# Set problem
Separate out the lines that hold "Table".

# Recorded information
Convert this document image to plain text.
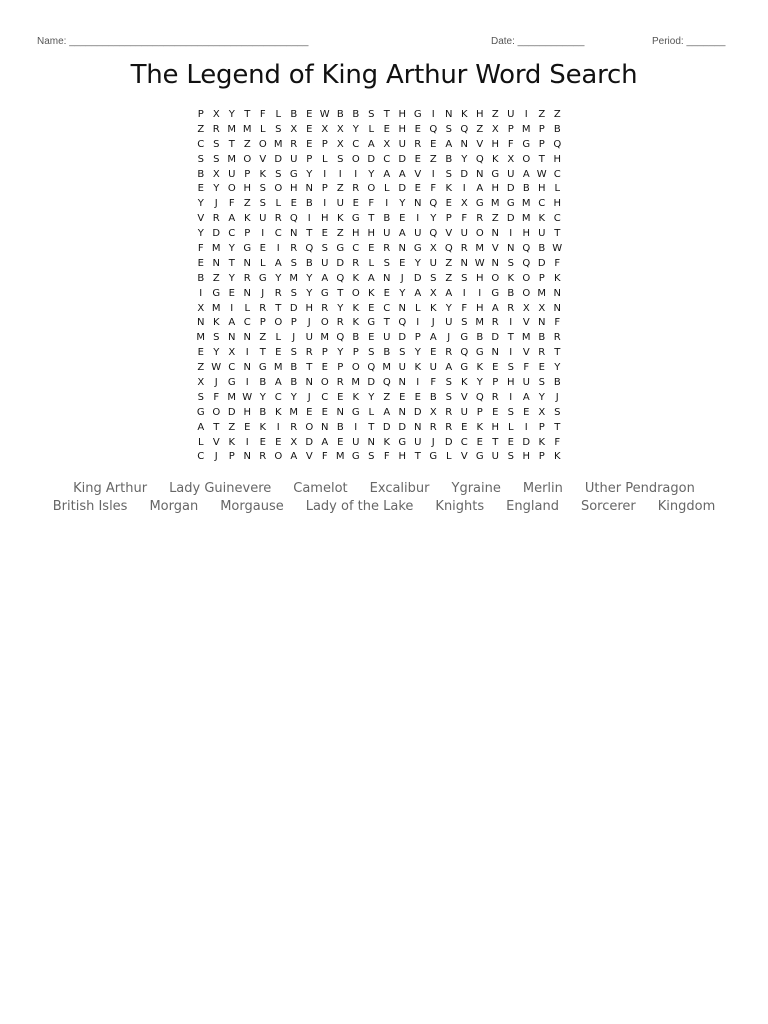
Name: ___________________________________________	Date: ____________	Period: _______
The Legend of King Arthur Word Search
P X Y T F L B E W B B S T H G	I	N K H Z U	I	Z Z
Z R M M L S X E X X Y L E H E Q S Q Z X P M P B
C S T Z O M R E P X C A X U R E A N V H F G P Q
S S M O V D U P L S O D C D E Z B Y Q K X O T H
B X U P K S G Y	I	I	I	Y A A V	I	S D N G U A W C
E Y O H S O H N P Z R O L D E F K	I	A H D B H L
Y	J	F Z S L E B	I	U E F	I	Y N Q E X G M G M C H
V R A K U R Q	I	H K G T B E	I	Y P F R Z D M K C
Y D C P	I	C N T E Z H H U A U Q V U O N	I	H U T
F M Y G E	I	R Q S G C E R N G X Q R M V N Q B W
E N T N L A S B U D R L S E Y U Z N W N S Q D F
B Z Y R G Y M Y A Q K A N	J	D S Z S H O K O P K
I	G E N	J	R S Y G T O K E Y A X A	I	I	G B O M N
X M I	L R T D H R Y K E C N L K Y F H A R X X N
N K A C P O P	J	O R K G T Q	I	J	U S M R	I	V N F
M S N N Z L	J	U M Q B E U D P A	J	G B D T M B R
E Y X	I	T E S R P Y P S B S Y E R Q G N	I	V R T
Z W C N G M B T E P O Q M U K U A G K E S F E Y
X	J	G	I	B A B N O R M D Q N	I	F S K Y P H U S B
S F M W Y C Y	J	C E K Y Z E E B S V Q R	I	A Y	J
G O D H B K M E E N G L A N D X R U P E S E X S
A T Z E K	I	R O N B	I	T D D N R R E K H L	I	P T
L V K	I	E E X D A E U N K G U	J	D C E T E D K F
C	J	P N R O A V F M G S F H T G L V G U S H P K
King Arthur Lady Guinevere Camelot Excalibur Ygraine Merlin Uther Pendragon
British Isles Morgan Morgause Lady of the Lake Knights England Sorcerer Kingdom
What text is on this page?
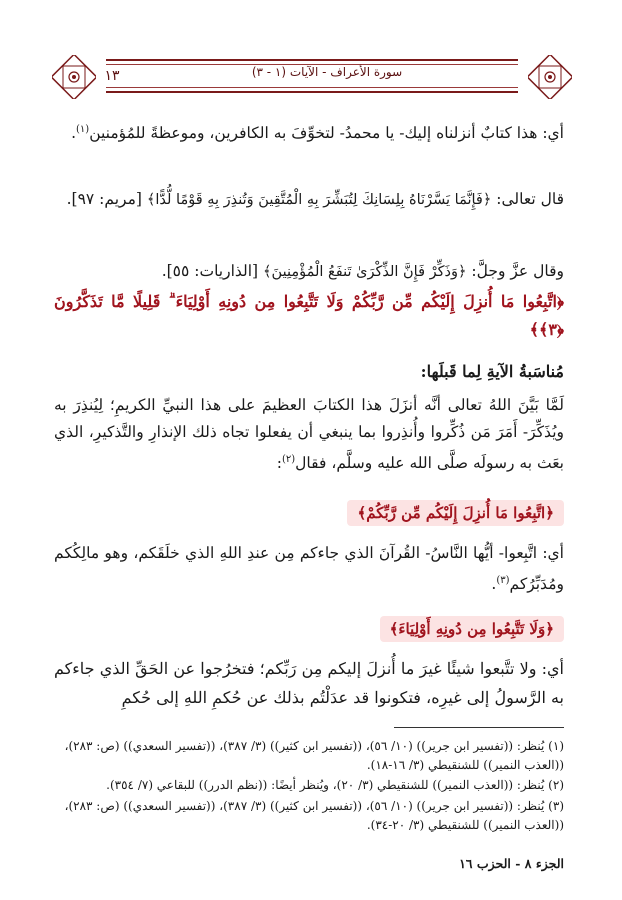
١٣	سورة الأعراف - الآيات (١ - ٣)
أي: هذا كتابٌ أنزلناه إليك- يا محمدُ- لتخوِّفَ به الكافرين، وموعظةً للمُؤمنين$^{(١)}$.
قال تعالى: ﴿فَإِنَّمَا يَسَّرْنَاهُ بِلِسَانِكَ لِتُبَشِّرَ بِهِ الْمُتَّقِينَ وَتُنذِرَ بِهِ قَوْمًا لُّدًّا﴾ [مريم: ٩٧].
وقال عزَّ وجلَّ: ﴿وَذَكِّرْ فَإِنَّ الذِّكْرَىٰ تَنفَعُ الْمُؤْمِنِينَ﴾ [الذاريات: ٥٥].
﴿اتَّبِعُوا مَا أُنزِلَ إِلَيْكُم مِّن رَّبِّكُمْ وَلَا تَتَّبِعُوا مِن دُونِهِ أَوْلِيَاءَ ۗ قَلِيلًا مَّا تَذَكَّرُونَ ﴿٣﴾﴾
مُناسَبةُ الآيةِ لِما قَبلَها:
لَمَّا بَيَّنَ اللهُ تعالى أنَّه أنزَلَ هذا الكتابَ العظيمَ على هذا النبيِّ الكريمِ؛ لِيُنذِرَ به ويُذَكِّرَ- أَمَرَ مَن ذُكِّروا وأُنذِروا بما ينبغي أن يفعلوا تجاه ذلك الإنذارِ والتَّذكيرِ، الذي بعَث به رسولَه صلَّى الله عليه وسلَّم، فقال$^{(٢)}$:
﴿اتَّبِعُوا مَا أُنزِلَ إِلَيْكُم مِّن رَّبِّكُمْ﴾
أي: اتَّبِعوا- أيُّها النَّاسُ- القُرآنَ الذي جاءكم مِن عندِ اللهِ الذي خلَقَكم، وهو مالِكُكم ومُدَبِّرُكم$^{(٣)}$.
﴿وَلَا تَتَّبِعُوا مِن دُونِهِ أَوْلِيَاءَ﴾
أي: ولا تتَّبعوا شيئًا غيرَ ما أُنزلَ إليكم مِن رَبِّكم؛ فتخرُجوا عن الحَقِّ الذي جاءكم به الرَّسولُ إلى غيرِه، فتكونوا قد عدَلْتُم بذلك عن حُكمِ اللهِ إلى حُكمِ
(١) يُنظر: ((تفسير ابن جرير)) (١٠/ ٥٦)، ((تفسير ابن كثير)) (٣/ ٣٨٧)، ((تفسير السعدي)) (ص: ٢٨٣)، ((العذب النمير)) للشنقيطي (٣/ ١٦-١٨).
(٢) يُنظر: ((العذب النمير)) للشنقيطي (٣/ ٢٠)، ويُنظر أيضًا: ((نظم الدرر)) للبقاعي (٧/ ٣٥٤).
(٣) يُنظر: ((تفسير ابن جرير)) (١٠/ ٥٦)، ((تفسير ابن كثير)) (٣/ ٣٨٧)، ((تفسير السعدي)) (ص: ٢٨٣)، ((العذب النمير)) للشنقيطي (٣/ ٢٠-٣٤).
الجزء ٨ - الحزب ١٦
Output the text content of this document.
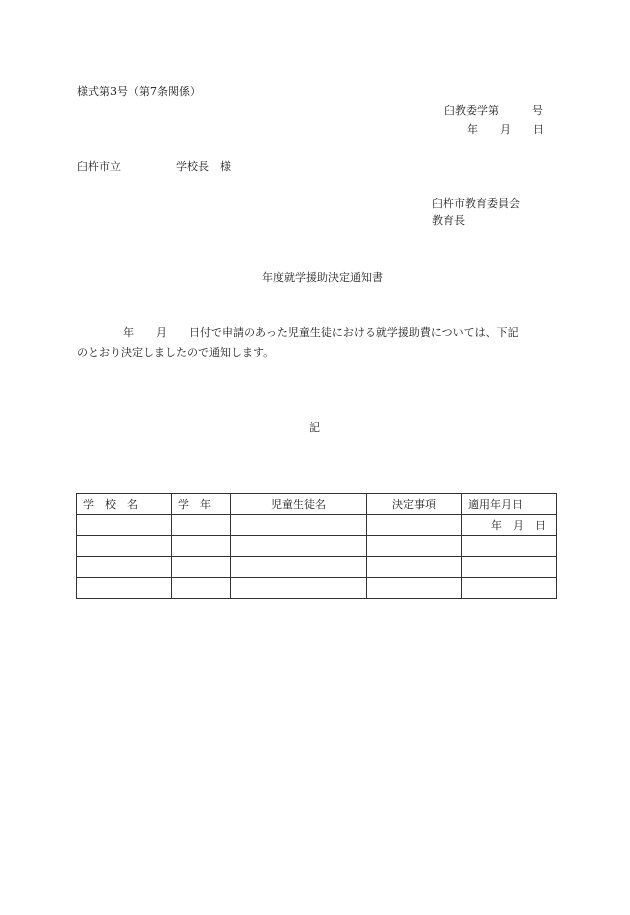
様式第3号（第7条関係）
臼教委学第　　　号
年　　月　　日
臼杵市立　　　　　学校長　様
臼杵市教育委員会
教育長
年度就学援助決定通知書
年　　月　　日付で申請のあった児童生徒における就学援助費については、下記
のとおり決定しましたので通知します。
記
学　校　名	学　年	児童生徒名	決定事項	適用年月日
				年　月　日
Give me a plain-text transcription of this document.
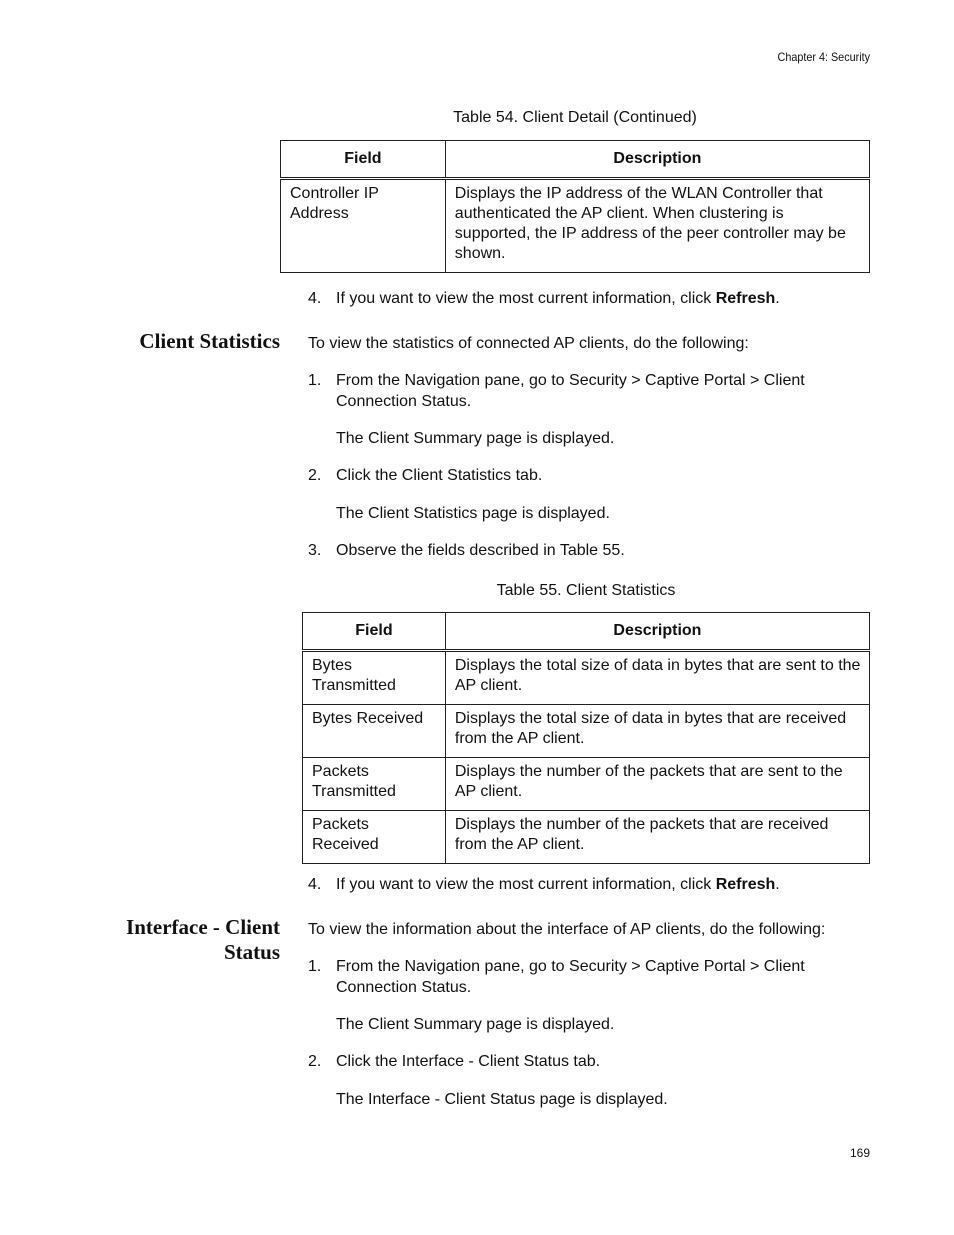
Chapter 4: Security
Table 54. Client Detail (Continued)
Field	Description
Controller IP Address	Displays the IP address of the WLAN Controller that authenticated the AP client. When clustering is supported, the IP address of the peer controller may be shown.
4. If you want to view the most current information, click Refresh.
Client Statistics To view the statistics of connected AP clients, do the following:
1. From the Navigation pane, go to Security > Captive Portal > Client Connection Status.
The Client Summary page is displayed.
2. Click the Client Statistics tab.
The Client Statistics page is displayed.
3. Observe the fields described in Table 55.
Table 55. Client Statistics
Field	Description
Bytes Transmitted	Displays the total size of data in bytes that are sent to the AP client.
Bytes Received	Displays the total size of data in bytes that are received from the AP client.
Packets Transmitted	Displays the number of the packets that are sent to the AP client.
Packets Received	Displays the number of the packets that are received from the AP client.
4. If you want to view the most current information, click Refresh.
Interface - Client
Status
To view the information about the interface of AP clients, do the following:
1. From the Navigation pane, go to Security > Captive Portal > Client Connection Status.
The Client Summary page is displayed.
2. Click the Interface - Client Status tab.
The Interface - Client Status page is displayed.
169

# Result for this task
Table 54. Client Detail (Continued)
3. Observe the fields described in Table 55.
Table 55. Client Statistics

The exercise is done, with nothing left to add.